Return the lines from the start of the records through the line containing "- legend-label: QACMOR: [654, 42, 763, 69]", both included, and copy them exactly.

※ ※ ※

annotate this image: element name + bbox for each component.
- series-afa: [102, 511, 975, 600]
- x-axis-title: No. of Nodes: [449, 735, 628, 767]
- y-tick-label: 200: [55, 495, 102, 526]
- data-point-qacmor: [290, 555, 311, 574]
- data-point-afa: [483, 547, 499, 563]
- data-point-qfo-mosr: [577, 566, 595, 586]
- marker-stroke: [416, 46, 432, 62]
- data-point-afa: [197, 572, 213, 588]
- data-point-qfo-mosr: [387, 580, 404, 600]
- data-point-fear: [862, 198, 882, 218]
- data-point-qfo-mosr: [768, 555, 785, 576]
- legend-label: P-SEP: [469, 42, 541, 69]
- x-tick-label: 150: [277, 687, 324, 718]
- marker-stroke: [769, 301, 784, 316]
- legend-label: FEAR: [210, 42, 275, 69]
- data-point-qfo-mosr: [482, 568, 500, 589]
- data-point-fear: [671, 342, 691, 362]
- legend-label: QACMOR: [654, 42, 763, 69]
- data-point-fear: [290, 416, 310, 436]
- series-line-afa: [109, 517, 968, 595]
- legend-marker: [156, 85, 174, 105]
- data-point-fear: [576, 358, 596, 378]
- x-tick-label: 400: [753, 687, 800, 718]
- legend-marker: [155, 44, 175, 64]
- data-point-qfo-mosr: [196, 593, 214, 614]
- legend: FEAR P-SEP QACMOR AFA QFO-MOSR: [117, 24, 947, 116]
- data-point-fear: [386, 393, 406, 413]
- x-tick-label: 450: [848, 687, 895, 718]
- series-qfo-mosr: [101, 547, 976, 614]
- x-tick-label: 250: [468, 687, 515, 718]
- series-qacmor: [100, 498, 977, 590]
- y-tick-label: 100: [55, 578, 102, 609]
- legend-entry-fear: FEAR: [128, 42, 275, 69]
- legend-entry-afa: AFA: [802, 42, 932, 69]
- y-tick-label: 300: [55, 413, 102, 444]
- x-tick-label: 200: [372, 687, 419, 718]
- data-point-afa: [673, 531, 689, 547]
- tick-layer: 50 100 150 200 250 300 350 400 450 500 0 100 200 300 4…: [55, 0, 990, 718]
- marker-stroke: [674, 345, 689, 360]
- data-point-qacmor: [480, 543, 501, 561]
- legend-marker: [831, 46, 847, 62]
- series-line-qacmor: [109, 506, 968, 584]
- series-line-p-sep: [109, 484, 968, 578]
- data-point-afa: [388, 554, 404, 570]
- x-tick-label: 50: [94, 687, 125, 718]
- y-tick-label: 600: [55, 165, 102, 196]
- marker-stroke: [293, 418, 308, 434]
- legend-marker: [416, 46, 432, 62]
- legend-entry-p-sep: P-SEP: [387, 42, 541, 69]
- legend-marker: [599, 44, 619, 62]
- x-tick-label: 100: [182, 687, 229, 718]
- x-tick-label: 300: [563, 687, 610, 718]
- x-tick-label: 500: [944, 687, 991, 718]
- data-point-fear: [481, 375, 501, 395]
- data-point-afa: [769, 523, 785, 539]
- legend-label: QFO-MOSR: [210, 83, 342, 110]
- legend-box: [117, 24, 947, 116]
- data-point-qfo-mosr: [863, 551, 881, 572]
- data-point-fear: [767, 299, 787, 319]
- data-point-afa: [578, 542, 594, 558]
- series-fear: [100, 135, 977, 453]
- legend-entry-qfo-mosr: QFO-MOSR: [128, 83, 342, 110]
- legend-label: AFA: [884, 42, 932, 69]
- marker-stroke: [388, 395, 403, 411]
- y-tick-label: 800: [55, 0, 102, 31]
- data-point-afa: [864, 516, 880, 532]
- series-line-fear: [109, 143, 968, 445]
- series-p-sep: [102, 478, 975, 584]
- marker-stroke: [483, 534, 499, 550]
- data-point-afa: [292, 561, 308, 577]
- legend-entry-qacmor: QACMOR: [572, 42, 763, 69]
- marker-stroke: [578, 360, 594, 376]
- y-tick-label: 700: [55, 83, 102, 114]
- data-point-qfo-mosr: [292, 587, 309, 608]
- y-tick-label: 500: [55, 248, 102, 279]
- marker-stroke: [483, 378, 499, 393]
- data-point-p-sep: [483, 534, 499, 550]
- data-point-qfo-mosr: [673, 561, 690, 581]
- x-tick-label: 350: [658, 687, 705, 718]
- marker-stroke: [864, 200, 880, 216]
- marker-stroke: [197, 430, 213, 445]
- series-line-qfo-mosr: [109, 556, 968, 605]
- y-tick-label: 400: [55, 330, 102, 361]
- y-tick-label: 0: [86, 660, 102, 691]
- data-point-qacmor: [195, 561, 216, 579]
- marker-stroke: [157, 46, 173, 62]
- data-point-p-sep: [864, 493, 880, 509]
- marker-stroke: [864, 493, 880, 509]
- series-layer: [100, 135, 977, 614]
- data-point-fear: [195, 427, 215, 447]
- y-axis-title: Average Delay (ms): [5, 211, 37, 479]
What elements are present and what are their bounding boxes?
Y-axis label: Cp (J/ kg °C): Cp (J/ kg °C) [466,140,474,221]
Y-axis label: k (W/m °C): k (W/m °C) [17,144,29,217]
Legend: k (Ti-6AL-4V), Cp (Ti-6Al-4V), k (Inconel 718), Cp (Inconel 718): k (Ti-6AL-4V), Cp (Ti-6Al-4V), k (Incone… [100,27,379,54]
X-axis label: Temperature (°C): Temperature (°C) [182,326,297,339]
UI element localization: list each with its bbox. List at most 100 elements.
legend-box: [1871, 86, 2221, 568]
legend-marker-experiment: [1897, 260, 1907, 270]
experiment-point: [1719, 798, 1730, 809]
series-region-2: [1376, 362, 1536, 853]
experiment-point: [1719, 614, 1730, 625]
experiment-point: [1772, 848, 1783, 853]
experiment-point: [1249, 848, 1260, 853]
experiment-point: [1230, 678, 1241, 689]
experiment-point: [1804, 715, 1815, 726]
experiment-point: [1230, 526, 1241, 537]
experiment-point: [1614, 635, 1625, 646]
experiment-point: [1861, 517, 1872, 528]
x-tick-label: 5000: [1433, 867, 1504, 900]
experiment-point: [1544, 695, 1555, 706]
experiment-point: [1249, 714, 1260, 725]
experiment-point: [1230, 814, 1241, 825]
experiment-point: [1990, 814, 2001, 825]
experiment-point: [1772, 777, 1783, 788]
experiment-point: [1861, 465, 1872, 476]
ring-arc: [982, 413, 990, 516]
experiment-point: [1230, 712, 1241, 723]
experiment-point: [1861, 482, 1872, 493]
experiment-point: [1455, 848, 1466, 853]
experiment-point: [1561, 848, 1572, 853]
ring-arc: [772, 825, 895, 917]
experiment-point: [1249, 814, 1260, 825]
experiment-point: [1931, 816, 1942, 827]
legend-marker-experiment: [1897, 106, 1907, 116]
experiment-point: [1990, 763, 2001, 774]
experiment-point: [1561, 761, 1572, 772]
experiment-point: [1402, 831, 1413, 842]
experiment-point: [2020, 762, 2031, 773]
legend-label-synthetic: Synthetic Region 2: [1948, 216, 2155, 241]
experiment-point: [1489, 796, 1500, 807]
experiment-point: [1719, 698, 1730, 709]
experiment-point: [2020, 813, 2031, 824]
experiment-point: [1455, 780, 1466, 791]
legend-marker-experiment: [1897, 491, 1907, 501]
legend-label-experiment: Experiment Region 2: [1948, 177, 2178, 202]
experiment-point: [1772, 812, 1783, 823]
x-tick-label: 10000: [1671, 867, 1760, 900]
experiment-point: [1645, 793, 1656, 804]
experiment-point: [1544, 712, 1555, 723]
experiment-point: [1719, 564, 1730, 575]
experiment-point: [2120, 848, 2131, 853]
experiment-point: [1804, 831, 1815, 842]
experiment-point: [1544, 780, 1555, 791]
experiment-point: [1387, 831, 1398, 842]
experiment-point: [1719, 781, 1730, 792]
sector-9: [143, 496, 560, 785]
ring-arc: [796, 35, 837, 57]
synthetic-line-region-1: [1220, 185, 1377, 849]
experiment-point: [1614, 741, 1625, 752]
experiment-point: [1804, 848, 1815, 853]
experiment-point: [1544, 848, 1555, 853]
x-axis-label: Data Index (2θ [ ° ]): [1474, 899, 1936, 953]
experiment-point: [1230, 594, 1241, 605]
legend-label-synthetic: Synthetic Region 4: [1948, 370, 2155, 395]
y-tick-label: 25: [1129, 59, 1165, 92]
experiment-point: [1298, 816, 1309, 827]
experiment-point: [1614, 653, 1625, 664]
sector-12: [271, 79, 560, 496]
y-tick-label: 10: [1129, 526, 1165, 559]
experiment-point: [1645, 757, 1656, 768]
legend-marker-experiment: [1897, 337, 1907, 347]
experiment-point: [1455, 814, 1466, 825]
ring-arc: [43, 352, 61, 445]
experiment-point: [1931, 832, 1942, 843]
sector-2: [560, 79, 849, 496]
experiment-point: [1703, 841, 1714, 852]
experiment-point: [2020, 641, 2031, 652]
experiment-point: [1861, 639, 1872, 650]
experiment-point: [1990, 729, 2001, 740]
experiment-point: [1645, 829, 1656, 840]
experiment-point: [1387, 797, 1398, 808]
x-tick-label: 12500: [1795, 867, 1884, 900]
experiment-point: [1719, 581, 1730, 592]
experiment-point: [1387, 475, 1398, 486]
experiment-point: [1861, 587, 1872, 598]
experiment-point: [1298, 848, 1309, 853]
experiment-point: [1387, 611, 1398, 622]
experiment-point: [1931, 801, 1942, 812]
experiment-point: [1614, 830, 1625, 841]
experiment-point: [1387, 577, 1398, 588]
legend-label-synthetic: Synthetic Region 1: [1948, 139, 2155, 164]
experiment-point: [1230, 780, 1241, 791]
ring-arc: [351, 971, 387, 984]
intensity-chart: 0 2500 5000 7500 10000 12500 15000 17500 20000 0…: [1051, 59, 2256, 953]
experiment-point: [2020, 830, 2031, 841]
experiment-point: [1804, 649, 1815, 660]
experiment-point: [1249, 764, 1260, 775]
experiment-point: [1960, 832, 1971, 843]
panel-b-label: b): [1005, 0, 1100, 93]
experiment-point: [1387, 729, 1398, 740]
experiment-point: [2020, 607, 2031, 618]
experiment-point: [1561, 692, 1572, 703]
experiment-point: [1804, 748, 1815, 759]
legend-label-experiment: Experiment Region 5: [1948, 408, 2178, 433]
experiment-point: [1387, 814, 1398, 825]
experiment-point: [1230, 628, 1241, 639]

※ ※ ※

● **Task solution**
annotate this image: element name + bbox for each component.
- series-afa: [102, 511, 975, 600]
- x-axis-title: No. of Nodes: [449, 735, 628, 767]
- y-tick-label: 200: [55, 495, 102, 526]
- data-point-qacmor: [290, 555, 311, 574]
- data-point-afa: [483, 547, 499, 563]
- data-point-qfo-mosr: [577, 566, 595, 586]
- marker-stroke: [416, 46, 432, 62]
- data-point-afa: [197, 572, 213, 588]
- data-point-qfo-mosr: [387, 580, 404, 600]
- data-point-fear: [862, 198, 882, 218]
- data-point-qfo-mosr: [768, 555, 785, 576]
- legend-label: P-SEP: [469, 42, 541, 69]
- x-tick-label: 150: [277, 687, 324, 718]
- marker-stroke: [769, 301, 784, 316]
- legend-label: FEAR: [210, 42, 275, 69]
- data-point-qfo-mosr: [482, 568, 500, 589]
- data-point-fear: [671, 342, 691, 362]
- legend-label: QACMOR: [654, 42, 763, 69]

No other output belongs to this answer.